= Given request =
Restate the full set of records exactly, without adding or dropping a word.

= Figure collection entries =
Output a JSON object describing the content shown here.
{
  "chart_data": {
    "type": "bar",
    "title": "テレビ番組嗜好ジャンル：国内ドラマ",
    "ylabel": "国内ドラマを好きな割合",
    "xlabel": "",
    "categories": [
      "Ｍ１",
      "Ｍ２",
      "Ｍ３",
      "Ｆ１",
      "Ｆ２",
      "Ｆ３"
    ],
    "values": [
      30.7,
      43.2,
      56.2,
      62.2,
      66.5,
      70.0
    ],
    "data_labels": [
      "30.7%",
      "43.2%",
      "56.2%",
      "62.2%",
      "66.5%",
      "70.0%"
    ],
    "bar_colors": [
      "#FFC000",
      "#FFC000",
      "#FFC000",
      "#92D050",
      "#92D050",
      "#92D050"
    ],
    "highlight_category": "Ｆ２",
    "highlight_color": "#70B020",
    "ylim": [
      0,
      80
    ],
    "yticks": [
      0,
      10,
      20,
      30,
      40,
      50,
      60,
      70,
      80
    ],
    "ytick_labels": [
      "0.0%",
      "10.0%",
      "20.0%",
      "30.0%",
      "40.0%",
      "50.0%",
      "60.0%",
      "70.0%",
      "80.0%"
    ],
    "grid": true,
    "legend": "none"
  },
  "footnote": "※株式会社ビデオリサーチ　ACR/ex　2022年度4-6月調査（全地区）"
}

= Output below =
Output a JSON object describing the content shown here.
{
  "chart_data": {
    "type": "bar",
    "title": "テレビ番組嗜好ジャンル：国内ドラマ",
    "ylabel": "国内ドラマを好きな割合",
    "xlabel": "",
    "categories": [
      "Ｍ１",
      "Ｍ２",
      "Ｍ３",
      "Ｆ１",
      "Ｆ２",
      "Ｆ３"
    ],
    "values": [
      30.7,
      43.2,
      56.2,
      62.2,
      66.5,
      70.0
    ],
    "data_labels": [
      "30.7%",
      "43.2%",
      "56.2%",
      "62.2%",
      "66.5%",
      "70.0%"
    ],
    "bar_colors": [
      "#FFC000",
      "#FFC000",
      "#FFC000",
      "#92D050",
      "#92D050",
      "#92D050"
    ],
    "highlight_category": "Ｆ２",
    "highlight_color": "#70B020",
    "ylim": [
      0,
      80
    ],
    "yticks": [
      0,
      10,
      20,
      30,
      40,
      50,
      60,
      70,
      80
    ],
    "ytick_labels": [
      "0.0%",
      "10.0%",
      "20.0%",
      "30.0%",
      "40.0%",
      "50.0%",
      "60.0%",
      "70.0%",
      "80.0%"
    ],
    "grid": true,
    "legend": "none"
  },
  "footnote": "※株式会社ビデオリサーチ　ACR/ex　2022年度4-6月調査（全地区）"
}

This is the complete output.